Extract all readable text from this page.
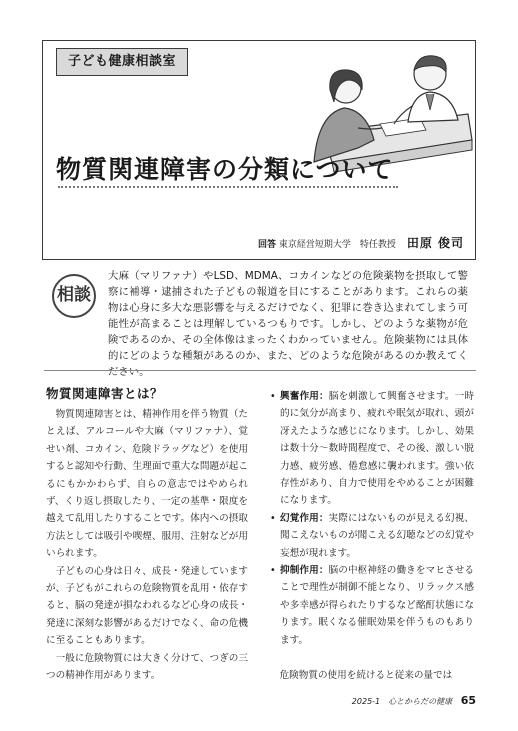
子ども健康相談室
物質関連障害の分類について
回答 東京経営短期大学　特任教授 田原 俊司
相談
大麻（マリファナ）やLSD、MDMA、コカインなどの危険薬物を摂取して警察に補導・逮捕された子どもの報道を目にすることがあります。これらの薬物は心身に多大な悪影響を与えるだけでなく、犯罪に巻き込まれてしまう可能性が高まることは理解しているつもりです。しかし、どのような薬物が危険であるのか、その全体像はまったくわかっていません。危険薬物には具体的にどのような種類があるのか、また、どのような危険があるのか教えてください。
物質関連障害とは？

物質関連障害とは、精神作用を伴う物質（たとえば、アルコールや大麻（マリファナ）、覚せい剤、コカイン、危険ドラッグなど）を使用すると認知や行動、生理面で重大な問題が起こるにもかかわらず、自らの意志ではやめられず、くり返し摂取したり、一定の基準・限度を越えて乱用したりすることです。体内への摂取方法としては吸引や喫煙、服用、注射などが用いられます。

子どもの心身は日々、成長・発達していますが、子どもがこれらの危険物質を乱用・依存すると、脳の発達が損なわれるなど心身の成長・発達に深刻な影響があるだけでなく、命の危機に至ることもあります。

一般に危険物質には大きく分けて、つぎの三つの精神作用があります。

• 興奮作用：脳を刺激して興奮させます。一時的に気分が高まり、疲れや眠気が取れ、頭が冴えたような感じになります。しかし、効果は数十分～数時間程度で、その後、激しい脱力感、疲労感、倦怠感に襲われます。強い依存性があり、自力で使用をやめることが困難になります。
• 幻覚作用：実際にはないものが見える幻視、聞こえないものが聞こえる幻聴などの幻覚や妄想が現れます。
• 抑制作用：脳の中枢神経の働きをマヒさせることで理性が制御不能となり、リラックス感や多幸感が得られたりするなど酩酊状態になります。眠くなる催眠効果を伴うものもあります。
危険物質の使用を続けると従来の量では
2025-1　心とからだの健康 65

§ The request
Transcribe each entry precisely as given, leaving the pictures out.

§ Output below
Extract all readable text from this page.
子ども健康相談室
物質関連障害の分類について
回答 東京経営短期大学　特任教授 田原 俊司
相談
大麻（マリファナ）やLSD、MDMA、コカインなどの危険薬物を摂取して警察に補導・逮捕された子どもの報道を目にすることがあります。これらの薬物は心身に多大な悪影響を与えるだけでなく、犯罪に巻き込まれてしまう可能性が高まることは理解しているつもりです。しかし、どのような薬物が危険であるのか、その全体像はまったくわかっていません。危険薬物には具体的にどのような種類があるのか、また、どのような危険があるのか教えてください。
物質関連障害とは？

物質関連障害とは、精神作用を伴う物質（たとえば、アルコールや大麻（マリファナ）、覚せい剤、コカイン、危険ドラッグなど）を使用すると認知や行動、生理面で重大な問題が起こるにもかかわらず、自らの意志ではやめられず、くり返し摂取したり、一定の基準・限度を越えて乱用したりすることです。体内への摂取方法としては吸引や喫煙、服用、注射などが用いられます。

子どもの心身は日々、成長・発達していますが、子どもがこれらの危険物質を乱用・依存すると、脳の発達が損なわれるなど心身の成長・発達に深刻な影響があるだけでなく、命の危機に至ることもあります。

一般に危険物質には大きく分けて、つぎの三つの精神作用があります。

• 興奮作用：脳を刺激して興奮させます。一時的に気分が高まり、疲れや眠気が取れ、頭が冴えたような感じになります。しかし、効果は数十分～数時間程度で、その後、激しい脱力感、疲労感、倦怠感に襲われます。強い依存性があり、自力で使用をやめることが困難になります。
• 幻覚作用：実際にはないものが見える幻視、聞こえないものが聞こえる幻聴などの幻覚や妄想が現れます。
• 抑制作用：脳の中枢神経の働きをマヒさせることで理性が制御不能となり、リラックス感や多幸感が得られたりするなど酩酊状態になります。眠くなる催眠効果を伴うものもあります。
危険物質の使用を続けると従来の量では
2025-1　心とからだの健康 65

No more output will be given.